Task goal ▸ Tell how many lines carry the word "Transcribe"; the reply is the number and nothing else.

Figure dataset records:
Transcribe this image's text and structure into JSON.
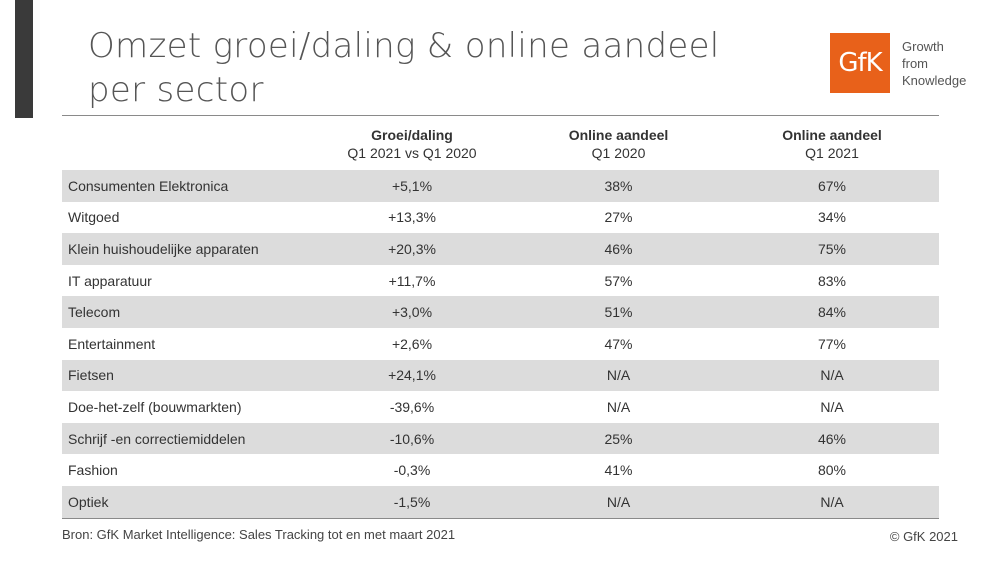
{
  "title": "Omzet groei/daling & online aandeel per sector",
  "logo": {
    "text": "GfK",
    "tagline": [
      "Growth",
      "from",
      "Knowledge"
    ],
    "color": "#e8611a"
  },
  "table": {
    "headers": [
      {
        "bold": "",
        "sub": ""
      },
      {
        "bold": "Groei/daling",
        "sub": "Q1 2021 vs Q1 2020"
      },
      {
        "bold": "Online aandeel",
        "sub": "Q1 2020"
      },
      {
        "bold": "Online aandeel",
        "sub": "Q1 2021"
      }
    ],
    "rows": [
      [
        "Consumenten Elektronica",
        "+5,1%",
        "38%",
        "67%"
      ],
      [
        "Witgoed",
        "+13,3%",
        "27%",
        "34%"
      ],
      [
        "Klein huishoudelijke apparaten",
        "+20,3%",
        "46%",
        "75%"
      ],
      [
        "IT apparatuur",
        "+11,7%",
        "57%",
        "83%"
      ],
      [
        "Telecom",
        "+3,0%",
        "51%",
        "84%"
      ],
      [
        "Entertainment",
        "+2,6%",
        "47%",
        "77%"
      ],
      [
        "Fietsen",
        "+24,1%",
        "N/A",
        "N/A"
      ],
      [
        "Doe-het-zelf (bouwmarkten)",
        "-39,6%",
        "N/A",
        "N/A"
      ],
      [
        "Schrijf -en correctiemiddelen",
        "-10,6%",
        "25%",
        "46%"
      ],
      [
        "Fashion",
        "-0,3%",
        "41%",
        "80%"
      ],
      [
        "Optiek",
        "-1,5%",
        "N/A",
        "N/A"
      ]
    ]
  },
  "footer": {
    "source": "Bron: GfK Market Intelligence: Sales Tracking tot en met maart 2021",
    "copyright": "© GfK 2021"
  }
}
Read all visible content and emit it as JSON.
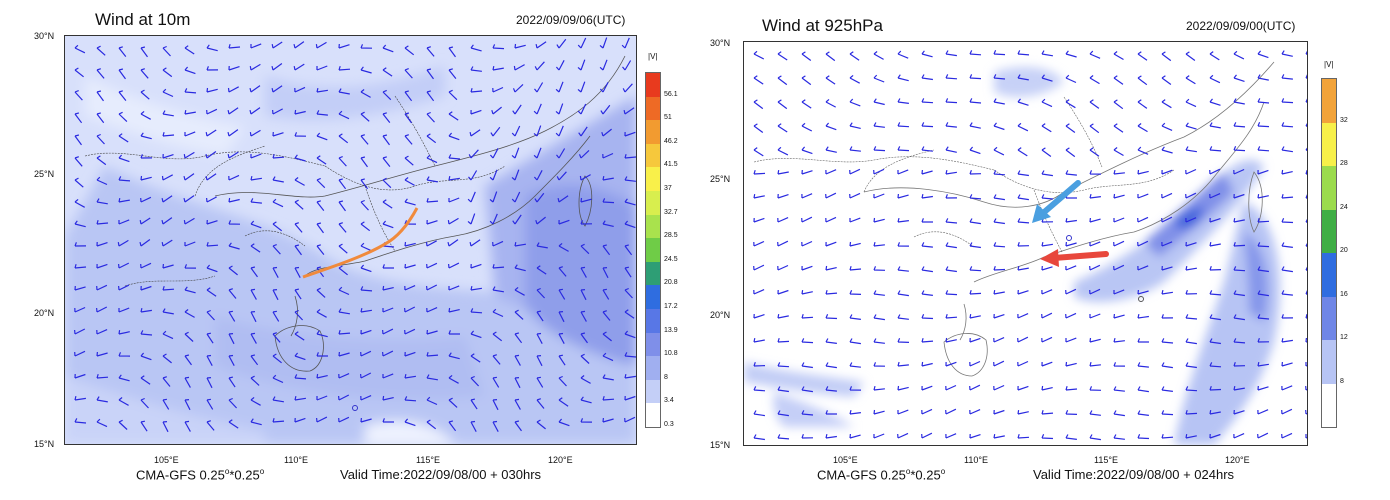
{
  "left_panel": {
    "title": "Wind at 10m",
    "datetime": "2022/09/09/06(UTC)",
    "lat_labels": [
      "30°N",
      "25°N",
      "20°N",
      "15°N"
    ],
    "lon_labels": [
      "105°E",
      "110°E",
      "115°E",
      "120°E"
    ],
    "footer_model": "CMA-GFS  0.25",
    "footer_res_tail": "*0.25",
    "footer_valid": "Valid Time:2022/09/08/00 + 030hrs",
    "colorbar_unit": "|V|",
    "colorbar_levels": [
      "56.1",
      "51",
      "46.2",
      "41.5",
      "37",
      "32.7",
      "28.5",
      "24.5",
      "20.8",
      "17.2",
      "13.9",
      "10.8",
      "8",
      "3.4",
      "0.3"
    ],
    "colorbar_colors": [
      "#e83a1e",
      "#ee6a25",
      "#f29b30",
      "#f6c83c",
      "#f9f04a",
      "#d8ee4e",
      "#a9e24d",
      "#6fcc47",
      "#2e9e75",
      "#2f6de0",
      "#5877e6",
      "#7f8fe9",
      "#a0aff0",
      "#c4cff7",
      "#ffffff"
    ],
    "overlay_line_color": "#f08a3c"
  },
  "right_panel": {
    "title": "Wind at 925hPa",
    "datetime": "2022/09/09/00(UTC)",
    "lat_labels": [
      "30°N",
      "25°N",
      "20°N",
      "15°N"
    ],
    "lon_labels": [
      "105°E",
      "110°E",
      "115°E",
      "120°E"
    ],
    "footer_model": "CMA-GFS  0.25",
    "footer_res_tail": "*0.25",
    "footer_valid": "Valid Time:2022/09/08/00 + 024hrs",
    "colorbar_unit": "|V|",
    "colorbar_levels": [
      "32",
      "28",
      "24",
      "20",
      "16",
      "12",
      "8"
    ],
    "colorbar_colors": [
      "#f2a33a",
      "#f7f04a",
      "#9bdb4d",
      "#3fae45",
      "#2f6de0",
      "#6f86e6",
      "#b7c4f4",
      "#ffffff"
    ],
    "arrow_blue_color": "#4a9fe0",
    "arrow_red_color": "#e8473c"
  }
}
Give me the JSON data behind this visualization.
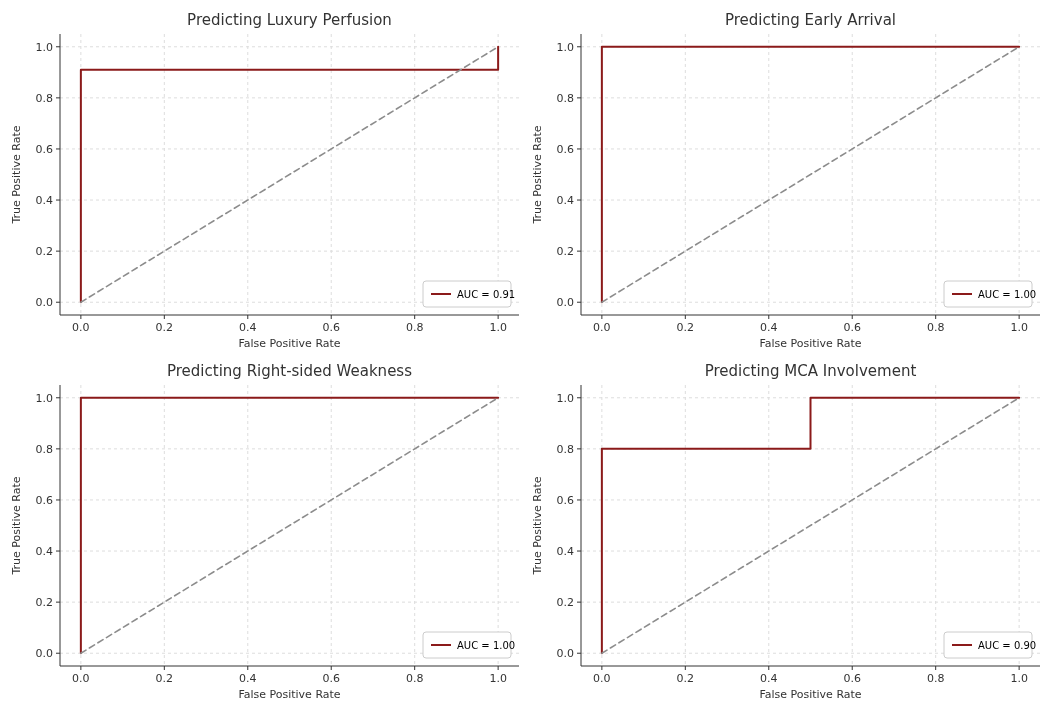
{
  "chart_data": [
    {
      "type": "line",
      "title": "Predicting Luxury Perfusion",
      "xlabel": "False Positive Rate",
      "ylabel": "True Positive Rate",
      "xlim": [
        -0.05,
        1.05
      ],
      "ylim": [
        -0.05,
        1.05
      ],
      "xticks": [
        {
          "value": 0,
          "label": "0.0"
        },
        {
          "value": 0.2,
          "label": "0.2"
        },
        {
          "value": 0.4,
          "label": "0.4"
        },
        {
          "value": 0.6,
          "label": "0.6"
        },
        {
          "value": 0.8,
          "label": "0.8"
        },
        {
          "value": 1,
          "label": "1.0"
        }
      ],
      "yticks": [
        {
          "value": 0,
          "label": "0.0"
        },
        {
          "value": 0.2,
          "label": "0.2"
        },
        {
          "value": 0.4,
          "label": "0.4"
        },
        {
          "value": 0.6,
          "label": "0.6"
        },
        {
          "value": 0.8,
          "label": "0.8"
        },
        {
          "value": 1,
          "label": "1.0"
        }
      ],
      "grid": true,
      "legend": "bottom right",
      "series": [
        {
          "name": "AUC = 0.91",
          "color": "#8b1a1a",
          "x": [
            0,
            0,
            1,
            1
          ],
          "values": [
            0,
            0.91,
            0.91,
            1
          ]
        },
        {
          "color": "#8c8c8c",
          "line_style": "dashed",
          "x": [
            0,
            1
          ],
          "values": [
            0,
            1
          ]
        }
      ]
    },
    {
      "type": "line",
      "title": "Predicting Early Arrival",
      "xlabel": "False Positive Rate",
      "ylabel": "True Positive Rate",
      "xlim": [
        -0.05,
        1.05
      ],
      "ylim": [
        -0.05,
        1.05
      ],
      "xticks": [
        {
          "value": 0,
          "label": "0.0"
        },
        {
          "value": 0.2,
          "label": "0.2"
        },
        {
          "value": 0.4,
          "label": "0.4"
        },
        {
          "value": 0.6,
          "label": "0.6"
        },
        {
          "value": 0.8,
          "label": "0.8"
        },
        {
          "value": 1,
          "label": "1.0"
        }
      ],
      "yticks": [
        {
          "value": 0,
          "label": "0.0"
        },
        {
          "value": 0.2,
          "label": "0.2"
        },
        {
          "value": 0.4,
          "label": "0.4"
        },
        {
          "value": 0.6,
          "label": "0.6"
        },
        {
          "value": 0.8,
          "label": "0.8"
        },
        {
          "value": 1,
          "label": "1.0"
        }
      ],
      "grid": true,
      "legend": "bottom right",
      "series": [
        {
          "name": "AUC = 1.00",
          "color": "#8b1a1a",
          "x": [
            0,
            0,
            1
          ],
          "values": [
            0,
            1,
            1
          ]
        },
        {
          "color": "#8c8c8c",
          "line_style": "dashed",
          "x": [
            0,
            1
          ],
          "values": [
            0,
            1
          ]
        }
      ]
    },
    {
      "type": "line",
      "title": "Predicting Right-sided Weakness",
      "xlabel": "False Positive Rate",
      "ylabel": "True Positive Rate",
      "xlim": [
        -0.05,
        1.05
      ],
      "ylim": [
        -0.05,
        1.05
      ],
      "xticks": [
        {
          "value": 0,
          "label": "0.0"
        },
        {
          "value": 0.2,
          "label": "0.2"
        },
        {
          "value": 0.4,
          "label": "0.4"
        },
        {
          "value": 0.6,
          "label": "0.6"
        },
        {
          "value": 0.8,
          "label": "0.8"
        },
        {
          "value": 1,
          "label": "1.0"
        }
      ],
      "yticks": [
        {
          "value": 0,
          "label": "0.0"
        },
        {
          "value": 0.2,
          "label": "0.2"
        },
        {
          "value": 0.4,
          "label": "0.4"
        },
        {
          "value": 0.6,
          "label": "0.6"
        },
        {
          "value": 0.8,
          "label": "0.8"
        },
        {
          "value": 1,
          "label": "1.0"
        }
      ],
      "grid": true,
      "legend": "bottom right",
      "series": [
        {
          "name": "AUC = 1.00",
          "color": "#8b1a1a",
          "x": [
            0,
            0,
            1
          ],
          "values": [
            0,
            1,
            1
          ]
        },
        {
          "color": "#8c8c8c",
          "line_style": "dashed",
          "x": [
            0,
            1
          ],
          "values": [
            0,
            1
          ]
        }
      ]
    },
    {
      "type": "line",
      "title": "Predicting MCA Involvement",
      "xlabel": "False Positive Rate",
      "ylabel": "True Positive Rate",
      "xlim": [
        -0.05,
        1.05
      ],
      "ylim": [
        -0.05,
        1.05
      ],
      "xticks": [
        {
          "value": 0,
          "label": "0.0"
        },
        {
          "value": 0.2,
          "label": "0.2"
        },
        {
          "value": 0.4,
          "label": "0.4"
        },
        {
          "value": 0.6,
          "label": "0.6"
        },
        {
          "value": 0.8,
          "label": "0.8"
        },
        {
          "value": 1,
          "label": "1.0"
        }
      ],
      "yticks": [
        {
          "value": 0,
          "label": "0.0"
        },
        {
          "value": 0.2,
          "label": "0.2"
        },
        {
          "value": 0.4,
          "label": "0.4"
        },
        {
          "value": 0.6,
          "label": "0.6"
        },
        {
          "value": 0.8,
          "label": "0.8"
        },
        {
          "value": 1,
          "label": "1.0"
        }
      ],
      "grid": true,
      "legend": "bottom right",
      "series": [
        {
          "name": "AUC = 0.90",
          "color": "#8b1a1a",
          "x": [
            0,
            0,
            0.5,
            0.5,
            1
          ],
          "values": [
            0,
            0.8,
            0.8,
            1,
            1
          ]
        },
        {
          "color": "#8c8c8c",
          "line_style": "dashed",
          "x": [
            0,
            1
          ],
          "values": [
            0,
            1
          ]
        }
      ]
    }
  ]
}
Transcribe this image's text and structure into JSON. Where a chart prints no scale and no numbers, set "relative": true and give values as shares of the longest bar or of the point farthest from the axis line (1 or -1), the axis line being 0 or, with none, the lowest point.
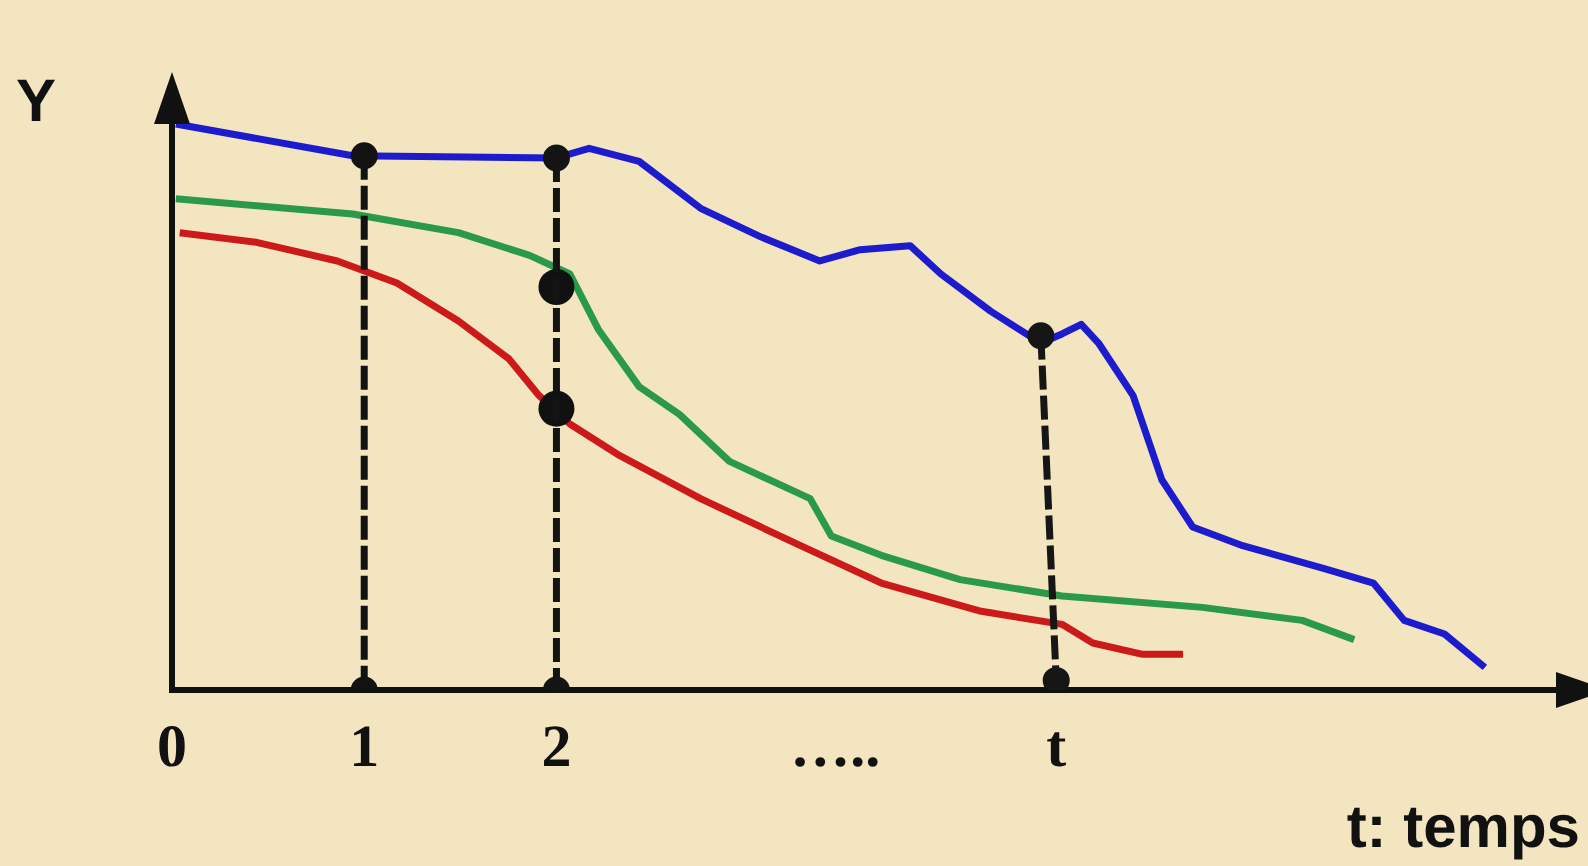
{
  "chart_data": {
    "type": "line",
    "relative": true,
    "ylabel": "Y",
    "xlabel": "t: temps",
    "xlim": [
      0,
      7.2
    ],
    "xticks": [
      0,
      1,
      2,
      {
        "value": 3.45,
        "label": "….."
      },
      {
        "value": 4.6,
        "label": "t"
      }
    ],
    "grid": false,
    "legend": false,
    "marker": "none",
    "series": [
      {
        "color": "#1c1ccc",
        "x": [
          0.02,
          0.94,
          2.0,
          2.17,
          2.43,
          2.75,
          3.06,
          3.37,
          3.58,
          3.84,
          4.0,
          4.26,
          4.52,
          4.63,
          4.73,
          4.82,
          5.0,
          5.15,
          5.31,
          5.57,
          5.99,
          6.25,
          6.41,
          6.62,
          6.83
        ],
        "values": [
          1.0,
          0.944,
          0.94,
          0.957,
          0.934,
          0.851,
          0.801,
          0.758,
          0.778,
          0.785,
          0.735,
          0.669,
          0.613,
          0.629,
          0.646,
          0.613,
          0.52,
          0.371,
          0.288,
          0.255,
          0.215,
          0.189,
          0.123,
          0.099,
          0.04
        ]
      },
      {
        "color": "#2a9a4a",
        "x": [
          0.02,
          0.94,
          1.49,
          1.86,
          2.07,
          2.22,
          2.43,
          2.64,
          2.9,
          3.32,
          3.43,
          3.69,
          4.1,
          4.63,
          5.36,
          5.88,
          6.15
        ],
        "values": [
          0.868,
          0.841,
          0.808,
          0.768,
          0.735,
          0.636,
          0.536,
          0.487,
          0.404,
          0.338,
          0.272,
          0.238,
          0.195,
          0.166,
          0.146,
          0.123,
          0.089
        ]
      },
      {
        "color": "#cc1a1a",
        "x": [
          0.04,
          0.44,
          0.86,
          1.17,
          1.49,
          1.75,
          1.91,
          2.07,
          2.33,
          2.75,
          3.27,
          3.69,
          4.21,
          4.63,
          4.79,
          5.05,
          5.26
        ],
        "values": [
          0.808,
          0.791,
          0.758,
          0.719,
          0.652,
          0.586,
          0.52,
          0.47,
          0.414,
          0.338,
          0.255,
          0.189,
          0.139,
          0.116,
          0.083,
          0.063,
          0.063
        ]
      },
      {
        "type": "scatter",
        "color": "#111111",
        "marker": "circle",
        "x": [
          2,
          2
        ],
        "values": [
          0.712,
          0.497
        ]
      },
      {
        "color": "#121212",
        "line_style": "dashed",
        "marker": "circle",
        "x": [
          1,
          1
        ],
        "values": [
          0.944,
          0
        ]
      },
      {
        "color": "#141414",
        "line_style": "dashed",
        "marker": "circle",
        "x": [
          2,
          2
        ],
        "values": [
          0.94,
          0
        ]
      },
      {
        "color": "#161616",
        "line_style": "dashed",
        "marker": "circle",
        "x": [
          4.52,
          4.6
        ],
        "values": [
          0.626,
          0.017
        ]
      }
    ]
  }
}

Completed task ▸ 2